Dataset entries

============

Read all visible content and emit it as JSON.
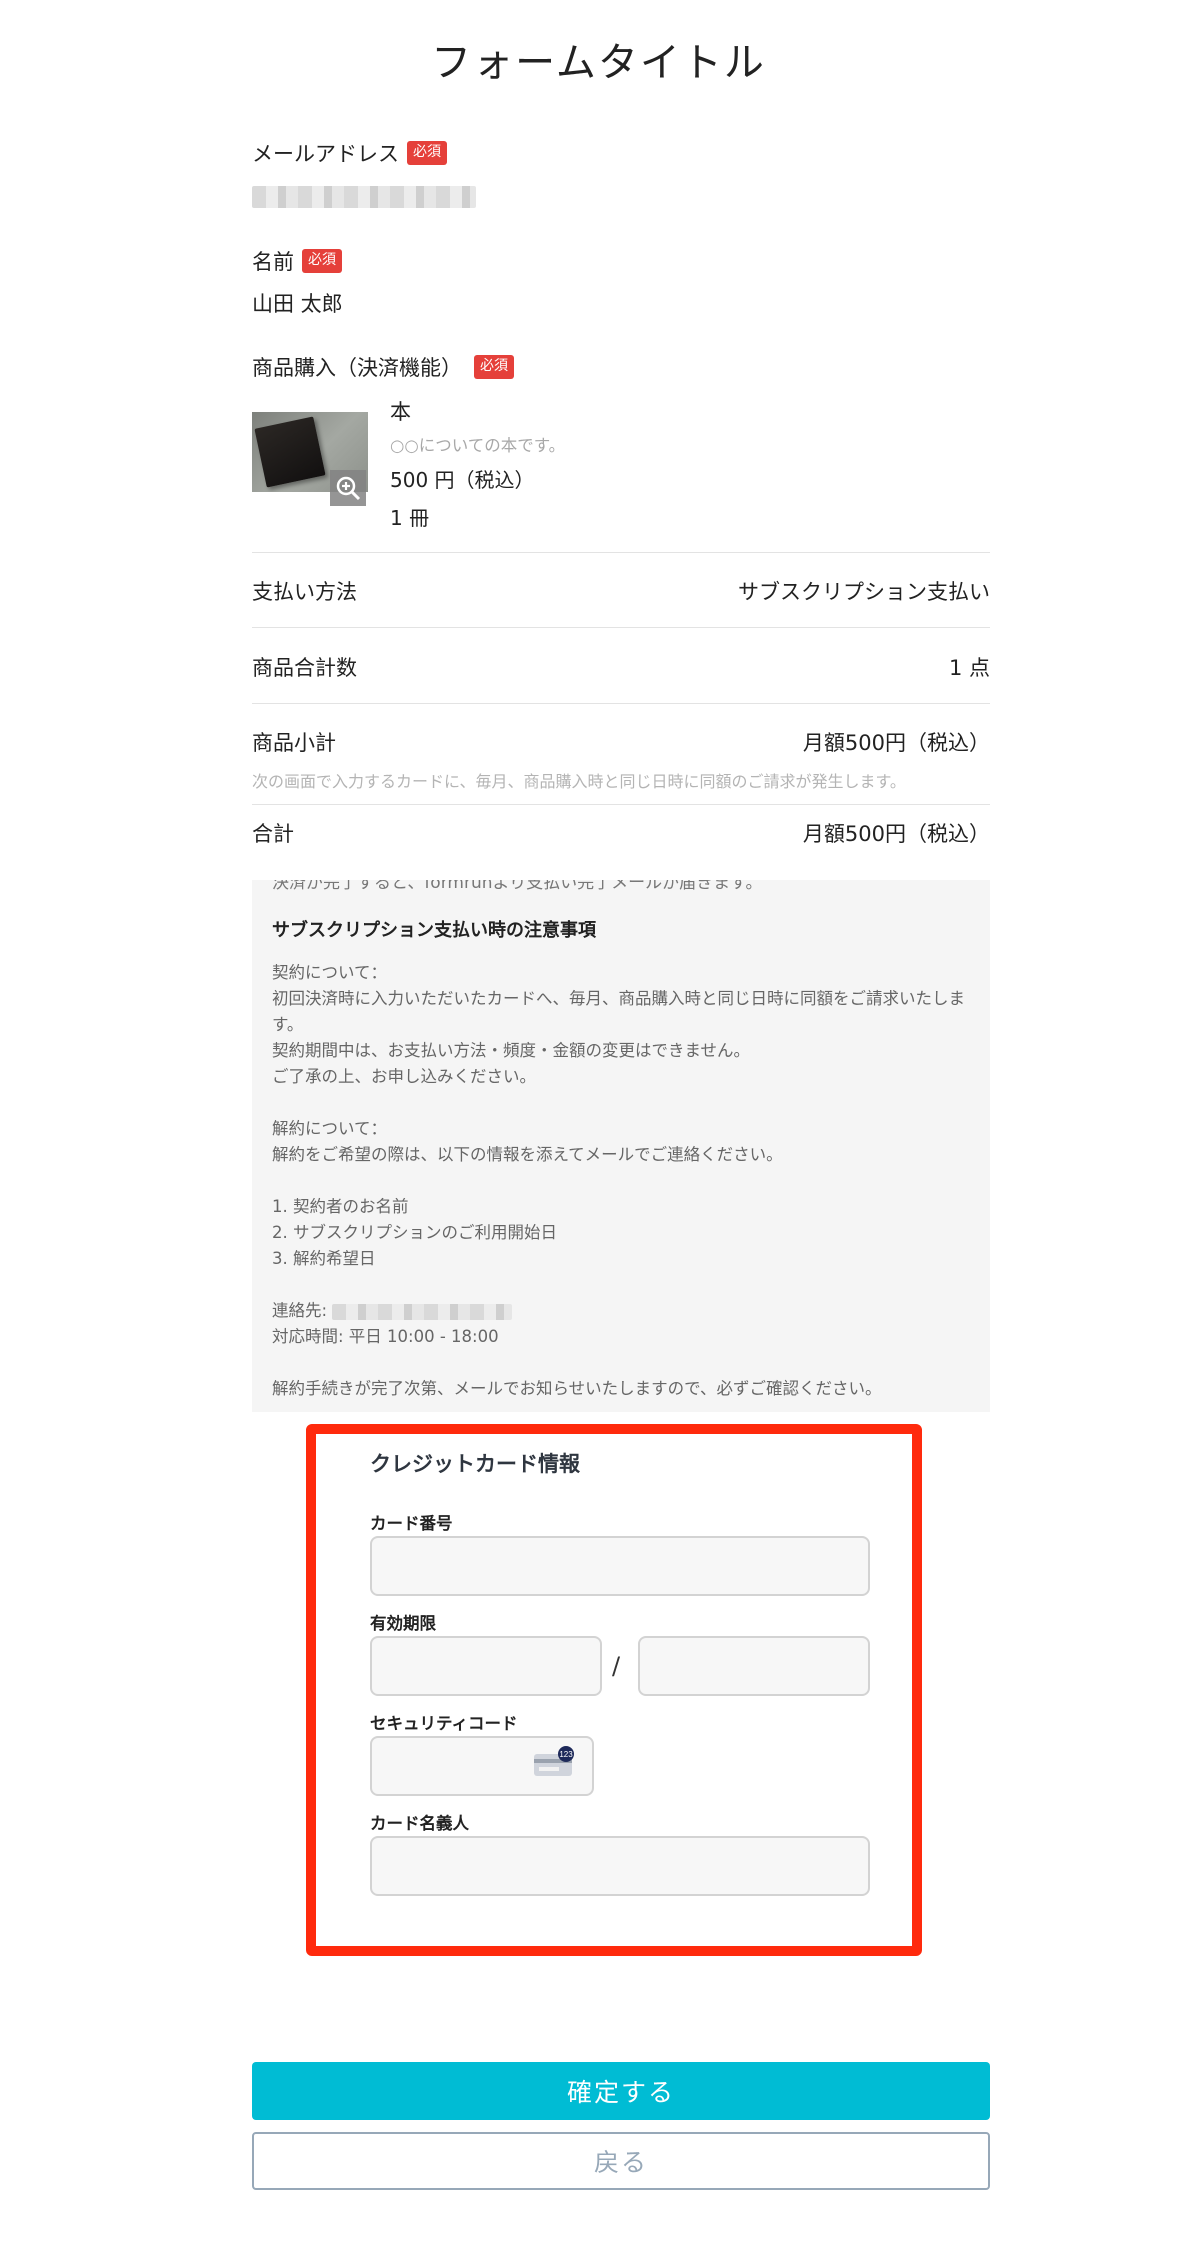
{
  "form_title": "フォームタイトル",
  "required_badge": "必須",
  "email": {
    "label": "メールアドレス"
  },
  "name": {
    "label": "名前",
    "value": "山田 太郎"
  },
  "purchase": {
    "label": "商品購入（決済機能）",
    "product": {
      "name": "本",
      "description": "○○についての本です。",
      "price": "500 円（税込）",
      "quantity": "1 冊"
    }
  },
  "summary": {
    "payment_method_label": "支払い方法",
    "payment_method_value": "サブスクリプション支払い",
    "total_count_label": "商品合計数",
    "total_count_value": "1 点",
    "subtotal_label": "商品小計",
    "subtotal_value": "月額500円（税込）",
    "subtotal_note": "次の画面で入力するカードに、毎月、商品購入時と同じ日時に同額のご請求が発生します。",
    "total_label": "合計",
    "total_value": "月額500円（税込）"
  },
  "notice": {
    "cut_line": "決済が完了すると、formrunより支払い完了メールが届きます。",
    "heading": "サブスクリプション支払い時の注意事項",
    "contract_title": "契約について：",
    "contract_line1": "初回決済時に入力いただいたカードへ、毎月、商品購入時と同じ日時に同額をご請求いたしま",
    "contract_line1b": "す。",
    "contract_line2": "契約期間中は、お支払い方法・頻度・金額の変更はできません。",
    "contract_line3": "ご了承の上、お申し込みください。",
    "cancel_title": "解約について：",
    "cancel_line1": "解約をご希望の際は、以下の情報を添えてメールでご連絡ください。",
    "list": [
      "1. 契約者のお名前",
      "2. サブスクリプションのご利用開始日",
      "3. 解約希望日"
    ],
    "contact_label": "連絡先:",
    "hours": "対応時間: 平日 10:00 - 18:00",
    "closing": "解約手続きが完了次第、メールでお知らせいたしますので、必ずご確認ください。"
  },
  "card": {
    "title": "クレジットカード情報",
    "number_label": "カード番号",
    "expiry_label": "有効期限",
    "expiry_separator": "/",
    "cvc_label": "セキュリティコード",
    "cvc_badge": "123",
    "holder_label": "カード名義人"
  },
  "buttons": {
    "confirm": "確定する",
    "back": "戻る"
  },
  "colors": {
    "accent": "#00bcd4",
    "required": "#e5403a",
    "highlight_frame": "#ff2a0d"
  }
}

============

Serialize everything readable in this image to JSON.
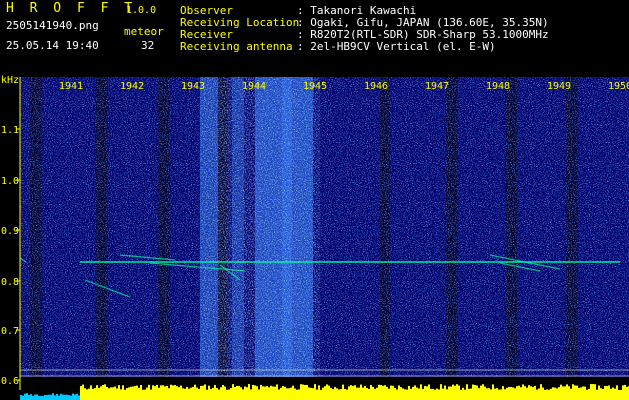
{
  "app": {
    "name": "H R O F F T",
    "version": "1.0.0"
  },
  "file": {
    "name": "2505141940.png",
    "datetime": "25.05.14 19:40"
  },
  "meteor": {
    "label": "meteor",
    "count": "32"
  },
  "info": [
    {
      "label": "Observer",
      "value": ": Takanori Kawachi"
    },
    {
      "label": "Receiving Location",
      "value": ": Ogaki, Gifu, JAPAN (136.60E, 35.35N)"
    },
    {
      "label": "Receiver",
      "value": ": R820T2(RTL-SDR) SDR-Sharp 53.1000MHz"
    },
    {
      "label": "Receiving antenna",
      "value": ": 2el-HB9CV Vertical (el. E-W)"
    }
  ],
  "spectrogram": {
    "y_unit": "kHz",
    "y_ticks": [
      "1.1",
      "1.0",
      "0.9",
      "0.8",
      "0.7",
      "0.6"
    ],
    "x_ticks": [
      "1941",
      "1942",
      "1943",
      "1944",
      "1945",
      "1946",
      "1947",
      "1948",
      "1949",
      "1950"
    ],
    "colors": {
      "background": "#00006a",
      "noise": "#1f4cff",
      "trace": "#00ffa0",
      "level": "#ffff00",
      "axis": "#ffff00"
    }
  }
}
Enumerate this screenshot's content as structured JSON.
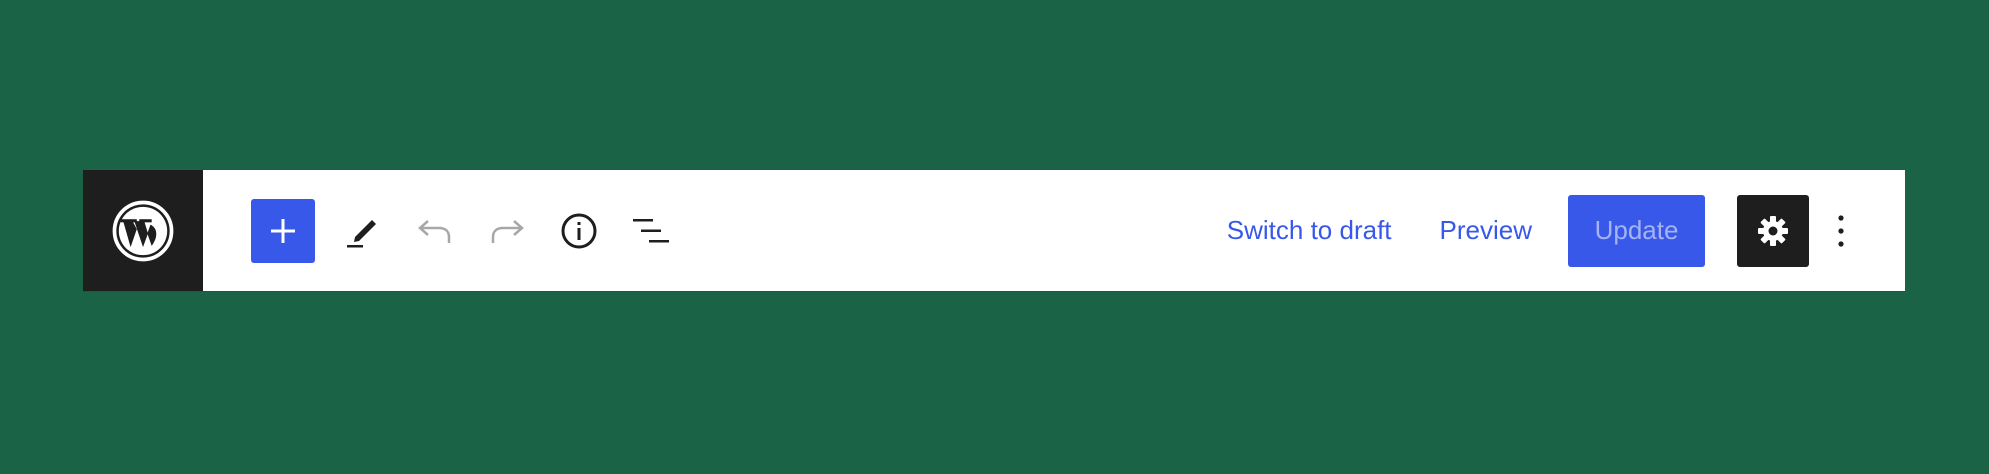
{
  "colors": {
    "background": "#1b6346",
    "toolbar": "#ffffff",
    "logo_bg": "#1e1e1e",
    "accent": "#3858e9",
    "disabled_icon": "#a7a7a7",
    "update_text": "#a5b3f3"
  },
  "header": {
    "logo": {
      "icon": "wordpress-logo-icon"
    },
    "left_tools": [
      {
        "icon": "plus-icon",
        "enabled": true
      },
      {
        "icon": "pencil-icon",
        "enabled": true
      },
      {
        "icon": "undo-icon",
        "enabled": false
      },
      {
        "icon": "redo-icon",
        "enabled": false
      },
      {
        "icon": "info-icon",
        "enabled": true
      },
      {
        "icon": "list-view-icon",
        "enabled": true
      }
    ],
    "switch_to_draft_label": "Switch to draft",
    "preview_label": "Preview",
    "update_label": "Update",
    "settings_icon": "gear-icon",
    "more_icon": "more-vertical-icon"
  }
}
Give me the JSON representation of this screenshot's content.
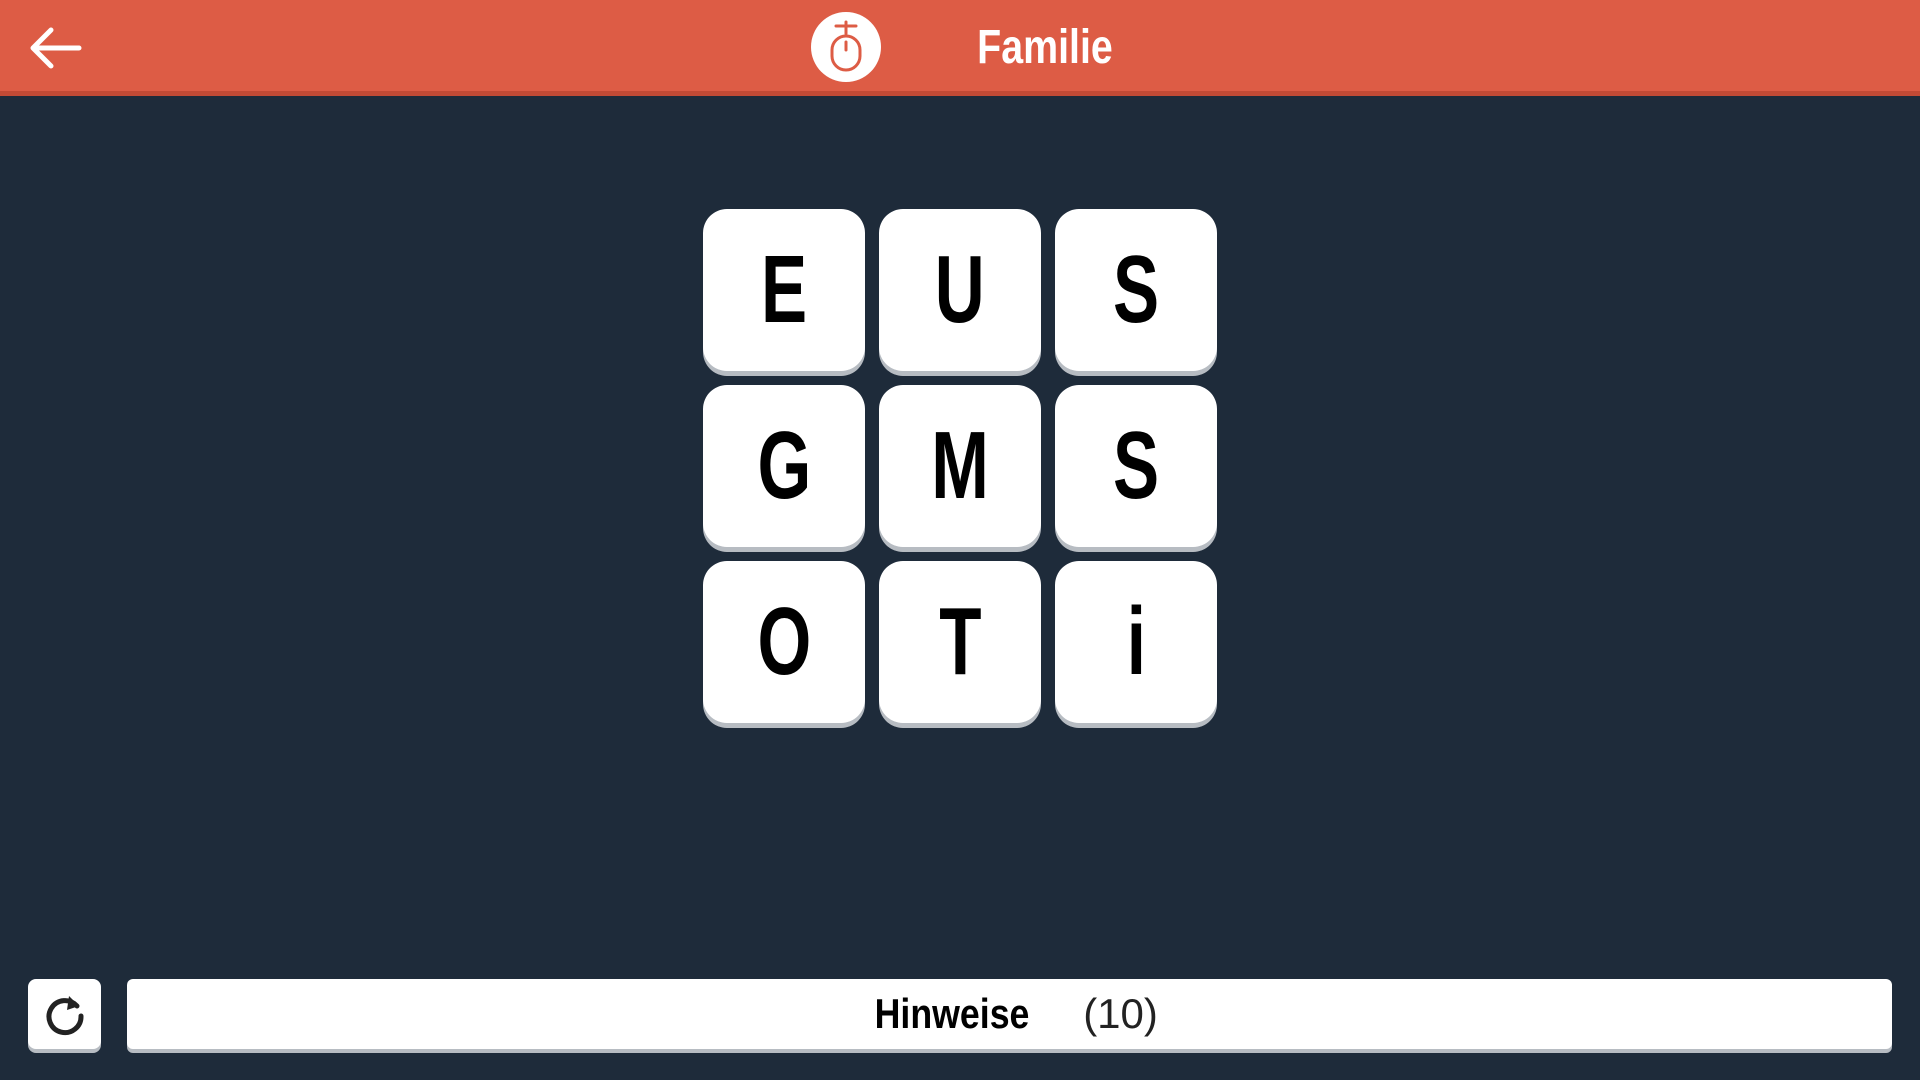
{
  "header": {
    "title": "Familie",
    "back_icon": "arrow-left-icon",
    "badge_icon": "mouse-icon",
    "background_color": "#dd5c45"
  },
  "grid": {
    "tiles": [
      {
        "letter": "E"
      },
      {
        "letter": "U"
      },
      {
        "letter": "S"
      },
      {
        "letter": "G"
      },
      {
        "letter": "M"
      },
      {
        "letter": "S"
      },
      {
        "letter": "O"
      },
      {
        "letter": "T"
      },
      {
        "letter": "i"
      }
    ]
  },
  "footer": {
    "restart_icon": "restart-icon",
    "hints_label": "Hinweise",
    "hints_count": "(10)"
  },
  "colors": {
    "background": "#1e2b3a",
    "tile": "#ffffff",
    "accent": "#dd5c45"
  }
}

============

* **Aim**
Copy out every line of the listing that includes the string "this".

* **Expected output**
Serialize everything readable in this image to JSON.
Enumerate this screenshot's content as structured JSON.
Give me the JSON representation of this screenshot's content.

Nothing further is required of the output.